==== INFORMATION SHOWN
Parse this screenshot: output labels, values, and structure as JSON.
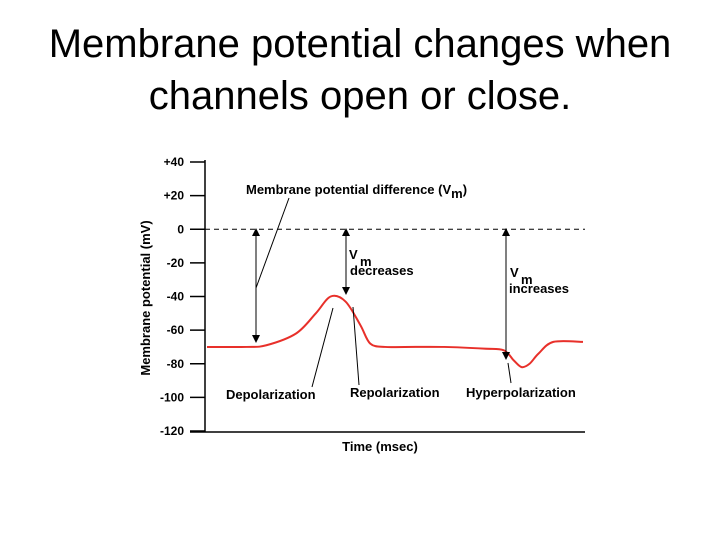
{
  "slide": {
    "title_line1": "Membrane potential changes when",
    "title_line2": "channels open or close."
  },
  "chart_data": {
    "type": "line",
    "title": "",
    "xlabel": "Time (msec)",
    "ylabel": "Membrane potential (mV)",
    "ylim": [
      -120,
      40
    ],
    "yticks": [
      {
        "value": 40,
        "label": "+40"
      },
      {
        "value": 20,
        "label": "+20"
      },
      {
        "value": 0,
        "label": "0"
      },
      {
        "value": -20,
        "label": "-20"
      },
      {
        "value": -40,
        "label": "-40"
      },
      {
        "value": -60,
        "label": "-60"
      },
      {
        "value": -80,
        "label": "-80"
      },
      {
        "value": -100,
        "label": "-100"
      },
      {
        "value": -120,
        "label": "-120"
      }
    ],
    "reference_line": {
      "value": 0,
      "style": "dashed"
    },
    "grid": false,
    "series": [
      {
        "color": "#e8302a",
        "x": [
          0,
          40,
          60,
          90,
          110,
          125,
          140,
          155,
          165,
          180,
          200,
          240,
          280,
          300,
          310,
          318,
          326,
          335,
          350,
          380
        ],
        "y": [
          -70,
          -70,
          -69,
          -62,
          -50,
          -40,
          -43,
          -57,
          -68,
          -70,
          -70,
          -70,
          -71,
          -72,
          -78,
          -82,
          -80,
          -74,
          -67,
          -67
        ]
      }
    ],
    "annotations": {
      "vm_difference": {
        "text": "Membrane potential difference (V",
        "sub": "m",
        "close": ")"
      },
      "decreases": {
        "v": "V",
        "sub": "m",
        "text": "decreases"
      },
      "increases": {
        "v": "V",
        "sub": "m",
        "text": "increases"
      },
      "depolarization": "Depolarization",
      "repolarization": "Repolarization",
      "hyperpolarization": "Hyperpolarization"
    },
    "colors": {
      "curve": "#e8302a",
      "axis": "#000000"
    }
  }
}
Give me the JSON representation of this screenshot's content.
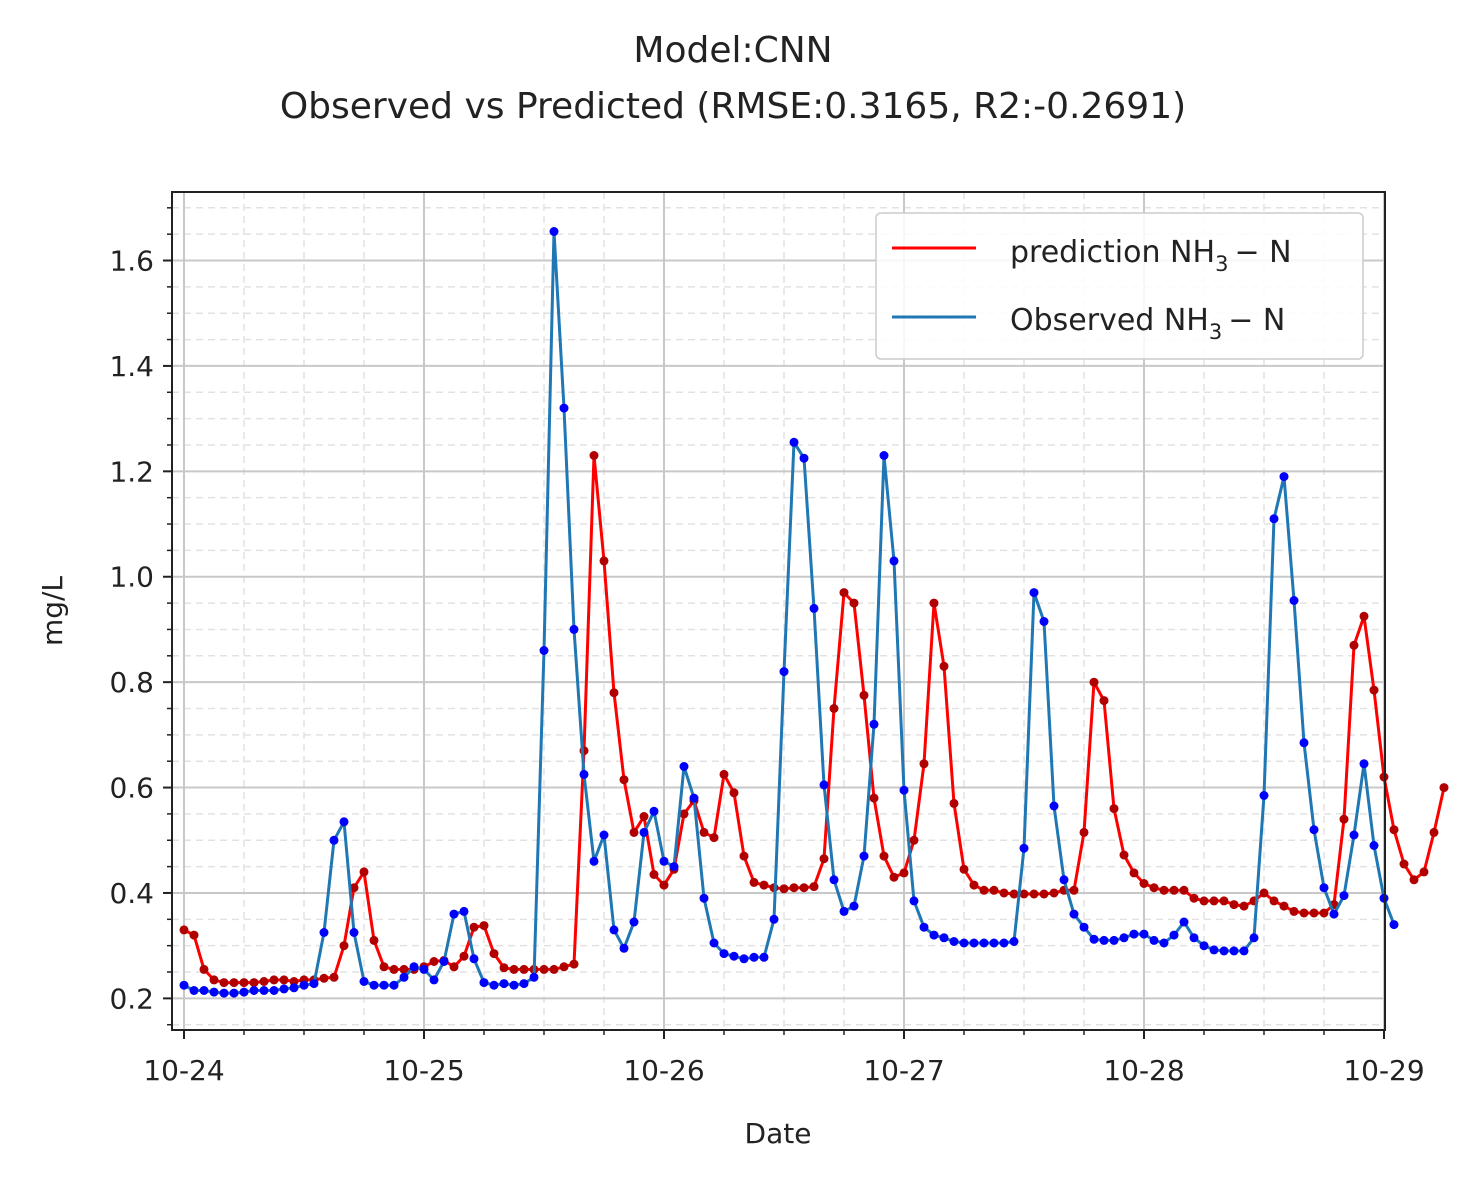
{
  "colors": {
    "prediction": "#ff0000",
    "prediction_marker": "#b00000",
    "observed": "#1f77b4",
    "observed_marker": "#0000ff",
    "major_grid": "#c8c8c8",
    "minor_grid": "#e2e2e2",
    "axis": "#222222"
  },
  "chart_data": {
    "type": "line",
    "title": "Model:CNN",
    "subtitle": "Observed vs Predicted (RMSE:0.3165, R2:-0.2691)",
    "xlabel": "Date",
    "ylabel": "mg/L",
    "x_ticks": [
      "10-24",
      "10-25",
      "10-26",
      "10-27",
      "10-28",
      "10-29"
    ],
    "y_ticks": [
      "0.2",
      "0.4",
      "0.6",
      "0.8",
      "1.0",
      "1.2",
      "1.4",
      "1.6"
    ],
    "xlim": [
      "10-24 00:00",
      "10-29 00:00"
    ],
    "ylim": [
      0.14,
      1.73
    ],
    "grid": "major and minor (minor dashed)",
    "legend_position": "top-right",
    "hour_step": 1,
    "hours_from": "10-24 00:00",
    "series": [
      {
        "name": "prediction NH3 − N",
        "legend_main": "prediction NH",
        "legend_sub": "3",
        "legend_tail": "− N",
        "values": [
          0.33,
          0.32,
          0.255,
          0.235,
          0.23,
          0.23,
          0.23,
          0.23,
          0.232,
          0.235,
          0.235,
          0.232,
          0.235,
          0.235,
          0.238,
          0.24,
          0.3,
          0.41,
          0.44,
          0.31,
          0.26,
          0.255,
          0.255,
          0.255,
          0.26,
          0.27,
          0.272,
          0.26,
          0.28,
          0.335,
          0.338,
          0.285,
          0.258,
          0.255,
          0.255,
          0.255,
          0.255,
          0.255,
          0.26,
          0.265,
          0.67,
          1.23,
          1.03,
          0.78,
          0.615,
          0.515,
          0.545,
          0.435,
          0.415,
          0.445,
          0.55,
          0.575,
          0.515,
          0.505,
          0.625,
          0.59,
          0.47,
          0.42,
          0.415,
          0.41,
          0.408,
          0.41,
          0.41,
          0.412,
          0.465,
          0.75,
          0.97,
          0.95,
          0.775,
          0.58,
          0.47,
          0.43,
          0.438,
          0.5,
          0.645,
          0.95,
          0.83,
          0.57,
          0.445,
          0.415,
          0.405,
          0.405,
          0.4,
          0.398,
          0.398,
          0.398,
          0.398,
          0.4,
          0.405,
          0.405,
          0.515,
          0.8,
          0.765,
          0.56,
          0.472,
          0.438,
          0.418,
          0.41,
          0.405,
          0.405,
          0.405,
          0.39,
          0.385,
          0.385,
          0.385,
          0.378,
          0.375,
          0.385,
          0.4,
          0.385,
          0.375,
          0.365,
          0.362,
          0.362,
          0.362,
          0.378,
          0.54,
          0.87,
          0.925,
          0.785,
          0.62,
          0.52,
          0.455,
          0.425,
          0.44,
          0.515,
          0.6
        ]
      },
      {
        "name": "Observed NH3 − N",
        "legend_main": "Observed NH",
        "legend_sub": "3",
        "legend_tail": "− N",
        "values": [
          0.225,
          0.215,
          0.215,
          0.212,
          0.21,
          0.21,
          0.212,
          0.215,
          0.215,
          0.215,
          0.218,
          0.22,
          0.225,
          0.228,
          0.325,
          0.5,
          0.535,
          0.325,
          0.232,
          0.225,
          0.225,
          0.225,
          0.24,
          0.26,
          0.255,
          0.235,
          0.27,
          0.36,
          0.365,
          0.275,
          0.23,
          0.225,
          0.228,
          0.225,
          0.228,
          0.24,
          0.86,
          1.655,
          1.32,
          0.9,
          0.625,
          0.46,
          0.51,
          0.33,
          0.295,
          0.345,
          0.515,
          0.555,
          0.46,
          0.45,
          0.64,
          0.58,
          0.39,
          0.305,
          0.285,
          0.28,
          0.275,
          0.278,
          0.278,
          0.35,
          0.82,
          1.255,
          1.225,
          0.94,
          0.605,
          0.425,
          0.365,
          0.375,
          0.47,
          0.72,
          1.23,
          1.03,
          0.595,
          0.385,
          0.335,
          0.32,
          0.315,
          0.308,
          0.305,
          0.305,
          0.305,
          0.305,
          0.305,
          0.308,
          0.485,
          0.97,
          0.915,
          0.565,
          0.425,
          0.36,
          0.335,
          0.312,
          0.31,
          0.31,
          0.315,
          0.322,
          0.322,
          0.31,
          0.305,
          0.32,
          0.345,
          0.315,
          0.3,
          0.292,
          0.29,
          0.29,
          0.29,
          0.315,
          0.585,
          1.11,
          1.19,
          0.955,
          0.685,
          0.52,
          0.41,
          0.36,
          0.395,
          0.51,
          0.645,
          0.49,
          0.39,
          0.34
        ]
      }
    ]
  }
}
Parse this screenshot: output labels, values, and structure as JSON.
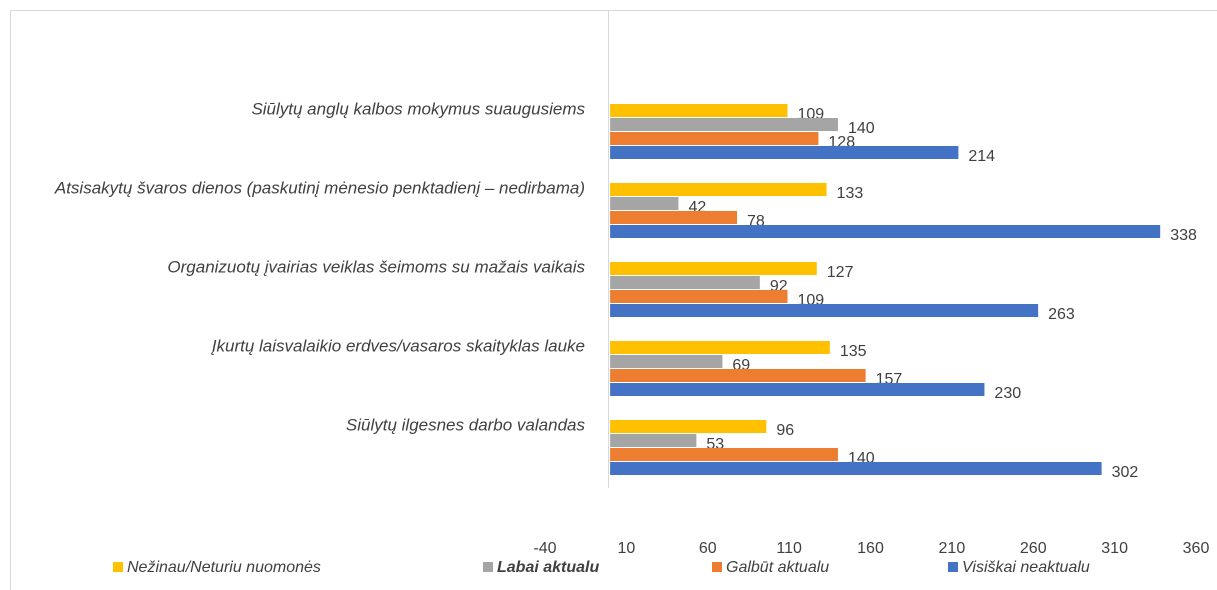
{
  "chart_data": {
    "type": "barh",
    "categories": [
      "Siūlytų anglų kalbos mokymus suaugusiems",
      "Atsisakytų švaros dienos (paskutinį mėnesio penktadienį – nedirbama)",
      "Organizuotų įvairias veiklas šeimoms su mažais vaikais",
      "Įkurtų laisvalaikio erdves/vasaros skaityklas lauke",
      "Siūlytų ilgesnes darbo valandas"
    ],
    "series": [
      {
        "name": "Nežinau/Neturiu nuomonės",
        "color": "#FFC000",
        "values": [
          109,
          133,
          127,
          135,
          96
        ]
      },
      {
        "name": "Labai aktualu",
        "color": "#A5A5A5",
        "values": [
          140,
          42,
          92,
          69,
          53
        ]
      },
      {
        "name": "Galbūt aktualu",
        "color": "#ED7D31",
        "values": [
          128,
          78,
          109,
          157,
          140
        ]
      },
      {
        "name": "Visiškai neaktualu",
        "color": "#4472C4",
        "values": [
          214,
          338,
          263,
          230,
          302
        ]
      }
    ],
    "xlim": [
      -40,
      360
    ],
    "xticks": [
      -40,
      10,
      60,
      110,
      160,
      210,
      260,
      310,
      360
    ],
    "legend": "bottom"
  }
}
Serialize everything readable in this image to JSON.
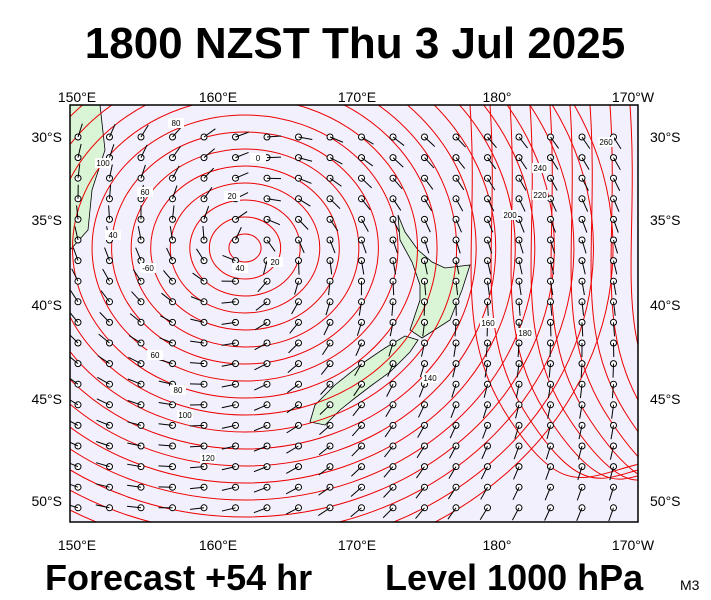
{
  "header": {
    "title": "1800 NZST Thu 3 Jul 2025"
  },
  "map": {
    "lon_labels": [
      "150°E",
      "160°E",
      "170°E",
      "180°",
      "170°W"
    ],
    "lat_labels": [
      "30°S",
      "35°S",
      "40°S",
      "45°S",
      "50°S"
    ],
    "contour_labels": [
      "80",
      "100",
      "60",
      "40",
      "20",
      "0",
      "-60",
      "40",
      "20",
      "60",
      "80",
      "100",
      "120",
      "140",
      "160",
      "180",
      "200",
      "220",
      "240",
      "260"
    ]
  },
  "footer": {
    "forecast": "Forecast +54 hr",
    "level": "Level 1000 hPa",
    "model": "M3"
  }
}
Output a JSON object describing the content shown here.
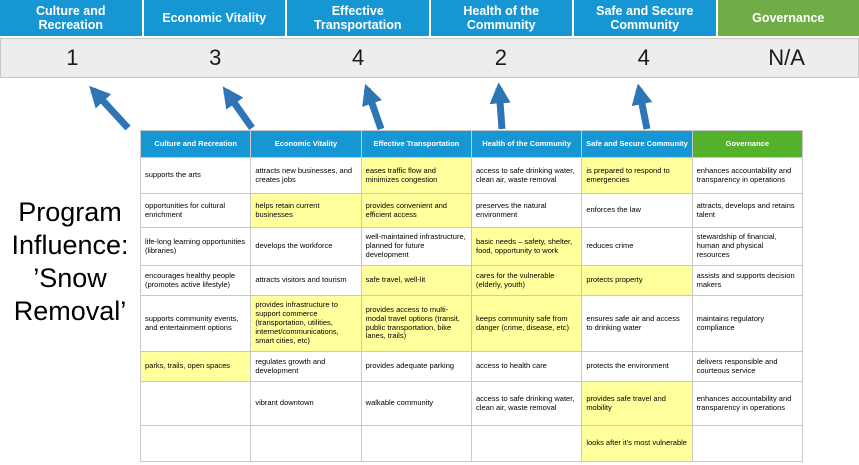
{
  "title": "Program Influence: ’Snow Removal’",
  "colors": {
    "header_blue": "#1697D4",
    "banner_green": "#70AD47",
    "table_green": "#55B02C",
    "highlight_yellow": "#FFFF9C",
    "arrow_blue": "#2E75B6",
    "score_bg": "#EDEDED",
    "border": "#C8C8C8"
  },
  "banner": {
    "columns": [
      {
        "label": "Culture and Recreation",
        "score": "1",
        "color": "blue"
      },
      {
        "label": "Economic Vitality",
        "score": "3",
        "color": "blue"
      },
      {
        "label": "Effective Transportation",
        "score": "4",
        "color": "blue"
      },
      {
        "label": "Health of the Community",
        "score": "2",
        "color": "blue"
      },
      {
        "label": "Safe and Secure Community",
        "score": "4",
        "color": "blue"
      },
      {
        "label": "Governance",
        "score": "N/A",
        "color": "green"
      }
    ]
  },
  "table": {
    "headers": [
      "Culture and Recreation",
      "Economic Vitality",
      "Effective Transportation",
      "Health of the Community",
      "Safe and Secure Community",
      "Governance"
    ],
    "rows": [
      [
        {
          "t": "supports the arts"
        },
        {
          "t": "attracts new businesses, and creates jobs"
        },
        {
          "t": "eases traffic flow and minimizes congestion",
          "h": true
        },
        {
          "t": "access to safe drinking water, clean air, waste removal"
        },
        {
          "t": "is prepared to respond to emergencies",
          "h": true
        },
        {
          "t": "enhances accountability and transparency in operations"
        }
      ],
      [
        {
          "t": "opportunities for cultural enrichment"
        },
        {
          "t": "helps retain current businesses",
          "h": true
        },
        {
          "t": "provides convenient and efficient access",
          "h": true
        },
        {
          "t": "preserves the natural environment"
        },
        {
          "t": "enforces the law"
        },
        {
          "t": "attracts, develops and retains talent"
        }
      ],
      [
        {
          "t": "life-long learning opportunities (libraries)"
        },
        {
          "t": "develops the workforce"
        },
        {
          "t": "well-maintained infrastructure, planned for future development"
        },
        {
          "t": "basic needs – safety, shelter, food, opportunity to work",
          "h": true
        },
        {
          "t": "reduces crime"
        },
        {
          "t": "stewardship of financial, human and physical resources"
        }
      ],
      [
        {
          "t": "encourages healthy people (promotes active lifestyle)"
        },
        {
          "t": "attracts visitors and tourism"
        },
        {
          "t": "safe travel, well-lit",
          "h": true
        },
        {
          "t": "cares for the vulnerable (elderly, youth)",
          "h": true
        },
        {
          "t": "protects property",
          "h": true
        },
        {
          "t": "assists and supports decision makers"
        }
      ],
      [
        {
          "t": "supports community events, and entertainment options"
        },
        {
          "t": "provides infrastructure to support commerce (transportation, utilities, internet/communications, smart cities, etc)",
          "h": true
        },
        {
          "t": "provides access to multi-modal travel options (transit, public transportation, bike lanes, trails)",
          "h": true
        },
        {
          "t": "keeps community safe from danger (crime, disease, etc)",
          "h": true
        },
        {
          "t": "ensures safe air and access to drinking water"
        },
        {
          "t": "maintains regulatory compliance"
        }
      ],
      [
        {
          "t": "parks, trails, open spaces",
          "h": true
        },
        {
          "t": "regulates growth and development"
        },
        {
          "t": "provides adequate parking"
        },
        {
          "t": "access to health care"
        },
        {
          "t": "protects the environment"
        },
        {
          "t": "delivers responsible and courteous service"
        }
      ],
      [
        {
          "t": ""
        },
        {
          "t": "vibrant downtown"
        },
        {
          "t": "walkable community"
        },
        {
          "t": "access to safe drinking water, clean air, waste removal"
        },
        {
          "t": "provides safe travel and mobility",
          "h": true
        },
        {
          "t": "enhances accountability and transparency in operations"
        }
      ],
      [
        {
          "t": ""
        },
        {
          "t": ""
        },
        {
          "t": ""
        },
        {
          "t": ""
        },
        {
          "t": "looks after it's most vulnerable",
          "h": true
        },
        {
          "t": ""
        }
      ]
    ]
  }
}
========
SHORT TASK — Copy every single line of the material above that holds "opportunities".

WRITTEN REPLY —
          "t": "opportunities for cultural enrichment"
          "t": "life-long learning opportunities (libraries)"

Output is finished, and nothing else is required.